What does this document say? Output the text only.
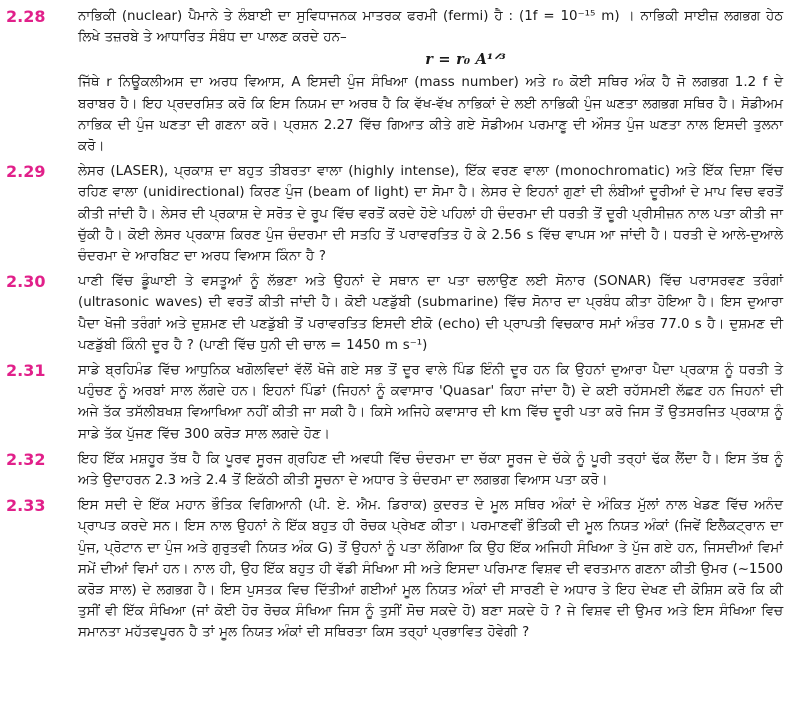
2.28	ਨਾਭਿਕੀ (nuclear) ਪੈਮਾਨੇ ਤੇ ਲੰਬਾਈ ਦਾ ਸੁਵਿਧਾਜਨਕ ਮਾਤਰਕ ਫਰਮੀ (fermi) ਹੈ : (1f = 10⁻¹⁵ m) । ਨਾਭਿਕੀ ਸਾਈਜ਼ ਲਗਭਗ ਹੇਠ ਲਿਖੇ ਤਜ਼ਰਬੇ ਤੇ ਆਧਾਰਿਤ ਸੰਬੰਧ ਦਾ ਪਾਲਣ ਕਰਦੇ ਹਨ–
r = r₀ A¹ᐟ³
ਜਿੱਥੇ r ਨਿਊਕਲੀਅਸ ਦਾ ਅਰਧ ਵਿਆਸ, A ਇਸਦੀ ਪੁੰਜ ਸੰਖਿਆ (mass number) ਅਤੇ r₀ ਕੋਈ ਸਥਿਰ ਅੰਕ ਹੈ ਜੋ ਲਗਭਗ 1.2 f ਦੇ ਬਰਾਬਰ ਹੈ। ਇਹ ਪ੍ਰਦਰਸ਼ਿਤ ਕਰੋ ਕਿ ਇਸ ਨਿਯਮ ਦਾ ਅਰਥ ਹੈ ਕਿ ਵੱਖ-ਵੱਖ ਨਾਭਿਕਾਂ ਦੇ ਲਈ ਨਾਭਿਕੀ ਪੁੰਜ ਘਣਤਾ ਲਗਭਗ ਸਥਿਰ ਹੈ। ਸੋਡੀਅਮ ਨਾਭਿਕ ਦੀ ਪੁੰਜ ਘਣਤਾ ਦੀ ਗਣਨਾ ਕਰੋ। ਪ੍ਰਸ਼ਨ 2.27 ਵਿੱਚ ਗਿਆਤ ਕੀਤੇ ਗਏ ਸੋਡੀਅਮ ਪਰਮਾਣੂ ਦੀ ਔਸਤ ਪੁੰਜ ਘਣਤਾ ਨਾਲ ਇਸਦੀ ਤੁਲਨਾ ਕਰੋ।
2.29	ਲੇਸਰ (LASER), ਪ੍ਰਕਾਸ਼ ਦਾ ਬਹੁਤ ਤੀਬਰਤਾ ਵਾਲਾ (highly intense), ਇੱਕ ਵਰਣ ਵਾਲਾ (monochromatic) ਅਤੇ ਇੱਕ ਦਿਸ਼ਾ ਵਿੱਚ ਰਹਿਣ ਵਾਲਾ (unidirectional) ਕਿਰਣ ਪੁੰਜ (beam of light) ਦਾ ਸੋਮਾ ਹੈ। ਲੇਸਰ ਦੇ ਇਹਨਾਂ ਗੁਣਾਂ ਦੀ ਲੰਬੀਆਂ ਦੂਰੀਆਂ ਦੇ ਮਾਪ ਵਿਚ ਵਰਤੋਂ ਕੀਤੀ ਜਾਂਦੀ ਹੈ। ਲੇਸਰ ਦੀ ਪ੍ਰਕਾਸ਼ ਦੇ ਸਰੋਤ ਦੇ ਰੂਪ ਵਿੱਚ ਵਰਤੋਂ ਕਰਦੇ ਹੋਏ ਪਹਿਲਾਂ ਹੀ ਚੰਦਰਮਾ ਦੀ ਧਰਤੀ ਤੋਂ ਦੂਰੀ ਪ੍ਰੀਸੀਜ਼ਨ ਨਾਲ ਪਤਾ ਕੀਤੀ ਜਾ ਚੁੱਕੀ ਹੈ। ਕੋਈ ਲੇਸਰ ਪ੍ਰਕਾਸ਼ ਕਿਰਣ ਪੁੰਜ ਚੰਦਰਮਾ ਦੀ ਸਤਹਿ ਤੋਂ ਪਰਾਵਰਤਿਤ ਹੋ ਕੇ 2.56 s ਵਿੱਚ ਵਾਪਸ ਆ ਜਾਂਦੀ ਹੈ। ਧਰਤੀ ਦੇ ਆਲੇ-ਦੁਆਲੇ ਚੰਦਰਮਾ ਦੇ ਆਰਬਿਟ ਦਾ ਅਰਧ ਵਿਆਸ ਕਿੰਨਾ ਹੈ ?
2.30	ਪਾਣੀ ਵਿੱਚ ਡੂੰਘਾਈ ਤੇ ਵਸਤੂਆਂ ਨੂੰ ਲੱਭਣਾ ਅਤੇ ਉਹਨਾਂ ਦੇ ਸਥਾਨ ਦਾ ਪਤਾ ਚਲਾਉਣ ਲਈ ਸੋਨਾਰ (SONAR) ਵਿੱਚ ਪਰਾਸਰਵਣ ਤਰੰਗਾਂ (ultrasonic waves) ਦੀ ਵਰਤੋਂ ਕੀਤੀ ਜਾਂਦੀ ਹੈ। ਕੋਈ ਪਣਡੁੱਬੀ (submarine) ਵਿੱਚ ਸੋਨਾਰ ਦਾ ਪ੍ਰਬੰਧ ਕੀਤਾ ਹੋਇਆ ਹੈ। ਇਸ ਦੁਆਰਾ ਪੈਦਾ ਖੋਜੀ ਤਰੰਗਾਂ ਅਤੇ ਦੁਸ਼ਮਣ ਦੀ ਪਣਡੁੱਬੀ ਤੋਂ ਪਰਾਵਰਤਿਤ ਇਸਦੀ ਈਕੋ (echo) ਦੀ ਪ੍ਰਾਪਤੀ ਵਿਚਕਾਰ ਸਮਾਂ ਅੰਤਰ 77.0 s ਹੈ। ਦੁਸ਼ਮਣ ਦੀ ਪਣਡੁੱਬੀ ਕਿੰਨੀ ਦੂਰ ਹੈ ? (ਪਾਣੀ ਵਿੱਚ ਧੁਨੀ ਦੀ ਚਾਲ = 1450 m s⁻¹)
2.31	ਸਾਡੇ ਬ੍ਰਹਿਮੰਡ ਵਿੱਚ ਆਧੁਨਿਕ ਖਗੋਲਵਿਦਾਂ ਵੱਲੋਂ ਖੋਜੇ ਗਏ ਸਭ ਤੋਂ ਦੂਰ ਵਾਲੇ ਪਿੰਡ ਇੰਨੀ ਦੂਰ ਹਨ ਕਿ ਉਹਨਾਂ ਦੁਆਰਾ ਪੈਦਾ ਪ੍ਰਕਾਸ਼ ਨੂੰ ਧਰਤੀ ਤੇ ਪਹੁੰਚਣ ਨੂੰ ਅਰਬਾਂ ਸਾਲ ਲੱਗਦੇ ਹਨ। ਇਹਨਾਂ ਪਿੰਡਾਂ (ਜਿਹਨਾਂ ਨੂੰ ਕਵਾਸਾਰ 'Quasar' ਕਿਹਾ ਜਾਂਦਾ ਹੈ) ਦੇ ਕਈ ਰਹੱਸਮਈ ਲੱਛਣ ਹਨ ਜਿਹਨਾਂ ਦੀ ਅਜੇ ਤੱਕ ਤਸੱਲੀਬਖਸ਼ ਵਿਆਖਿਆ ਨਹੀਂ ਕੀਤੀ ਜਾ ਸਕੀ ਹੈ। ਕਿਸੇ ਅਜਿਹੇ ਕਵਾਸਾਰ ਦੀ km ਵਿੱਚ ਦੂਰੀ ਪਤਾ ਕਰੋ ਜਿਸ ਤੋਂ ਉਤਸਰਜਿਤ ਪ੍ਰਕਾਸ਼ ਨੂੰ ਸਾਡੇ ਤੱਕ ਪੁੱਜਣ ਵਿੱਚ 300 ਕਰੋੜ ਸਾਲ ਲਗਦੇ ਹੋਣ।
2.32	ਇਹ ਇੱਕ ਮਸ਼ਹੂਰ ਤੱਥ ਹੈ ਕਿ ਪੂਰਵ ਸੂਰਜ ਗ੍ਰਹਿਣ ਦੀ ਅਵਧੀ ਵਿੱਚ ਚੰਦਰਮਾ ਦਾ ਚੱਕਾ ਸੂਰਜ ਦੇ ਚੱਕੇ ਨੂੰ ਪੂਰੀ ਤਰ੍ਹਾਂ ਢੱਕ ਲੈਂਦਾ ਹੈ। ਇਸ ਤੱਥ ਨੂੰ ਅਤੇ ਉਦਾਹਰਨ 2.3 ਅਤੇ 2.4 ਤੋਂ ਇਕੱਠੀ ਕੀਤੀ ਸੂਚਨਾ ਦੇ ਅਧਾਰ ਤੇ ਚੰਦਰਮਾ ਦਾ ਲਗਭਗ ਵਿਆਸ ਪਤਾ ਕਰੋ।
2.33	ਇਸ ਸਦੀ ਦੇ ਇੱਕ ਮਹਾਨ ਭੌਤਿਕ ਵਿਗਿਆਨੀ (ਪੀ. ਏ. ਐਮ. ਡਿਰਾਕ) ਕੁਦਰਤ ਦੇ ਮੂਲ ਸਥਿਰ ਅੰਕਾਂ ਦੇ ਅੰਕਿਤ ਮੁੱਲਾਂ ਨਾਲ ਖੇਡਣ ਵਿੱਚ ਅਨੰਦ ਪ੍ਰਾਪਤ ਕਰਦੇ ਸਨ। ਇਸ ਨਾਲ ਉਹਨਾਂ ਨੇ ਇੱਕ ਬਹੁਤ ਹੀ ਰੋਚਕ ਪ੍ਰੇਖਣ ਕੀਤਾ। ਪਰਮਾਣਵੀਂ ਭੌਤਿਕੀ ਦੀ ਮੂਲ ਨਿਯਤ ਅੰਕਾਂ (ਜਿਵੇਂ ਇਲੈਕਟ੍ਰਾਨ ਦਾ ਪੁੰਜ, ਪ੍ਰੋਟਾਨ ਦਾ ਪੁੰਜ ਅਤੇ ਗੁਰੁਤਵੀ ਨਿਯਤ ਅੰਕ G) ਤੋਂ ਉਹਨਾਂ ਨੂੰ ਪਤਾ ਲੱਗਿਆ ਕਿ ਉਹ ਇੱਕ ਅਜਿਹੀ ਸੰਖਿਆ ਤੇ ਪੁੱਜ ਗਏ ਹਨ, ਜਿਸਦੀਆਂ ਵਿਮਾਂ ਸਮੇਂ ਦੀਆਂ ਵਿਮਾਂ ਹਨ। ਨਾਲ ਹੀ, ਉਹ ਇੱਕ ਬਹੁਤ ਹੀ ਵੱਡੀ ਸੰਖਿਆ ਸੀ ਅਤੇ ਇਸਦਾ ਪਰਿਮਾਣ ਵਿਸ਼ਵ ਦੀ ਵਰਤਮਾਨ ਗਣਨਾ ਕੀਤੀ ਉਮਰ (~1500 ਕਰੋੜ ਸਾਲ) ਦੇ ਲਗਭਗ ਹੈ। ਇਸ ਪੁਸਤਕ ਵਿਚ ਦਿੱਤੀਆਂ ਗਈਆਂ ਮੂਲ ਨਿਯਤ ਅੰਕਾਂ ਦੀ ਸਾਰਣੀ ਦੇ ਅਧਾਰ ਤੇ ਇਹ ਦੇਖਣ ਦੀ ਕੋਸ਼ਿਸ ਕਰੋ ਕਿ ਕੀ ਤੁਸੀਂ ਵੀ ਇੱਕ ਸੰਖਿਆ (ਜਾਂ ਕੋਈ ਹੋਰ ਰੋਚਕ ਸੰਖਿਆ ਜਿਸ ਨੂੰ ਤੁਸੀਂ ਸੋਚ ਸਕਦੇ ਹੋ) ਬਣਾ ਸਕਦੇ ਹੋ ? ਜੇ ਵਿਸ਼ਵ ਦੀ ਉਮਰ ਅਤੇ ਇਸ ਸੰਖਿਆ ਵਿਚ ਸਮਾਨਤਾ ਮਹੱਤਵਪੂਰਨ ਹੈ ਤਾਂ ਮੂਲ ਨਿਯਤ ਅੰਕਾਂ ਦੀ ਸਥਿਰਤਾ ਕਿਸ ਤਰ੍ਹਾਂ ਪ੍ਰਭਾਵਿਤ ਹੋਵੇਗੀ ?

·····

# Stated exercise:
Show every line of the records above that contains the word "ਲਗਭਗ".

# Task output:
2.28	ਨਾਭਿਕੀ (nuclear) ਪੈਮਾਨੇ ਤੇ ਲੰਬਾਈ ਦਾ ਸੁਵਿਧਾਜਨਕ ਮਾਤਰਕ ਫਰਮੀ (fermi) ਹੈ : (1f = 10⁻¹⁵ m) । ਨਾਭਿਕੀ ਸਾਈਜ਼ ਲਗਭਗ ਹੇਠ ਲਿਖੇ ਤਜ਼ਰਬੇ ਤੇ ਆਧਾਰਿਤ ਸੰਬੰਧ ਦਾ ਪਾਲਣ ਕਰਦੇ ਹਨ–
ਜਿੱਥੇ r ਨਿਊਕਲੀਅਸ ਦਾ ਅਰਧ ਵਿਆਸ, A ਇਸਦੀ ਪੁੰਜ ਸੰਖਿਆ (mass number) ਅਤੇ r₀ ਕੋਈ ਸਥਿਰ ਅੰਕ ਹੈ ਜੋ ਲਗਭਗ 1.2 f ਦੇ ਬਰਾਬਰ ਹੈ। ਇਹ ਪ੍ਰਦਰਸ਼ਿਤ ਕਰੋ ਕਿ ਇਸ ਨਿਯਮ ਦਾ ਅਰਥ ਹੈ ਕਿ ਵੱਖ-ਵੱਖ ਨਾਭਿਕਾਂ ਦੇ ਲਈ ਨਾਭਿਕੀ ਪੁੰਜ ਘਣਤਾ ਲਗਭਗ ਸਥਿਰ ਹੈ। ਸੋਡੀਅਮ ਨਾਭਿਕ ਦੀ ਪੁੰਜ ਘਣਤਾ ਦੀ ਗਣਨਾ ਕਰੋ। ਪ੍ਰਸ਼ਨ 2.27 ਵਿੱਚ ਗਿਆਤ ਕੀਤੇ ਗਏ ਸੋਡੀਅਮ ਪਰਮਾਣੂ ਦੀ ਔਸਤ ਪੁੰਜ ਘਣਤਾ ਨਾਲ ਇਸਦੀ ਤੁਲਨਾ ਕਰੋ।
2.32	ਇਹ ਇੱਕ ਮਸ਼ਹੂਰ ਤੱਥ ਹੈ ਕਿ ਪੂਰਵ ਸੂਰਜ ਗ੍ਰਹਿਣ ਦੀ ਅਵਧੀ ਵਿੱਚ ਚੰਦਰਮਾ ਦਾ ਚੱਕਾ ਸੂਰਜ ਦੇ ਚੱਕੇ ਨੂੰ ਪੂਰੀ ਤਰ੍ਹਾਂ ਢੱਕ ਲੈਂਦਾ ਹੈ। ਇਸ ਤੱਥ ਨੂੰ ਅਤੇ ਉਦਾਹਰਨ 2.3 ਅਤੇ 2.4 ਤੋਂ ਇਕੱਠੀ ਕੀਤੀ ਸੂਚਨਾ ਦੇ ਅਧਾਰ ਤੇ ਚੰਦਰਮਾ ਦਾ ਲਗਭਗ ਵਿਆਸ ਪਤਾ ਕਰੋ।
2.33	ਇਸ ਸਦੀ ਦੇ ਇੱਕ ਮਹਾਨ ਭੌਤਿਕ ਵਿਗਿਆਨੀ (ਪੀ. ਏ. ਐਮ. ਡਿਰਾਕ) ਕੁਦਰਤ ਦੇ ਮੂਲ ਸਥਿਰ ਅੰਕਾਂ ਦੇ ਅੰਕਿਤ ਮੁੱਲਾਂ ਨਾਲ ਖੇਡਣ ਵਿੱਚ ਅਨੰਦ ਪ੍ਰਾਪਤ ਕਰਦੇ ਸਨ। ਇਸ ਨਾਲ ਉਹਨਾਂ ਨੇ ਇੱਕ ਬਹੁਤ ਹੀ ਰੋਚਕ ਪ੍ਰੇਖਣ ਕੀਤਾ। ਪਰਮਾਣਵੀਂ ਭੌਤਿਕੀ ਦੀ ਮੂਲ ਨਿਯਤ ਅੰਕਾਂ (ਜਿਵੇਂ ਇਲੈਕਟ੍ਰਾਨ ਦਾ ਪੁੰਜ, ਪ੍ਰੋਟਾਨ ਦਾ ਪੁੰਜ ਅਤੇ ਗੁਰੁਤਵੀ ਨਿਯਤ ਅੰਕ G) ਤੋਂ ਉਹਨਾਂ ਨੂੰ ਪਤਾ ਲੱਗਿਆ ਕਿ ਉਹ ਇੱਕ ਅਜਿਹੀ ਸੰਖਿਆ ਤੇ ਪੁੱਜ ਗਏ ਹਨ, ਜਿਸਦੀਆਂ ਵਿਮਾਂ ਸਮੇਂ ਦੀਆਂ ਵਿਮਾਂ ਹਨ। ਨਾਲ ਹੀ, ਉਹ ਇੱਕ ਬਹੁਤ ਹੀ ਵੱਡੀ ਸੰਖਿਆ ਸੀ ਅਤੇ ਇਸਦਾ ਪਰਿਮਾਣ ਵਿਸ਼ਵ ਦੀ ਵਰਤਮਾਨ ਗਣਨਾ ਕੀਤੀ ਉਮਰ (~1500 ਕਰੋੜ ਸਾਲ) ਦੇ ਲਗਭਗ ਹੈ। ਇਸ ਪੁਸਤਕ ਵਿਚ ਦਿੱਤੀਆਂ ਗਈਆਂ ਮੂਲ ਨਿਯਤ ਅੰਕਾਂ ਦੀ ਸਾਰਣੀ ਦੇ ਅਧਾਰ ਤੇ ਇਹ ਦੇਖਣ ਦੀ ਕੋਸ਼ਿਸ ਕਰੋ ਕਿ ਕੀ ਤੁਸੀਂ ਵੀ ਇੱਕ ਸੰਖਿਆ (ਜਾਂ ਕੋਈ ਹੋਰ ਰੋਚਕ ਸੰਖਿਆ ਜਿਸ ਨੂੰ ਤੁਸੀਂ ਸੋਚ ਸਕਦੇ ਹੋ) ਬਣਾ ਸਕਦੇ ਹੋ ? ਜੇ ਵਿਸ਼ਵ ਦੀ ਉਮਰ ਅਤੇ ਇਸ ਸੰਖਿਆ ਵਿਚ ਸਮਾਨਤਾ ਮਹੱਤਵਪੂਰਨ ਹੈ ਤਾਂ ਮੂਲ ਨਿਯਤ ਅੰਕਾਂ ਦੀ ਸਥਿਰਤਾ ਕਿਸ ਤਰ੍ਹਾਂ ਪ੍ਰਭਾਵਿਤ ਹੋਵੇਗੀ ?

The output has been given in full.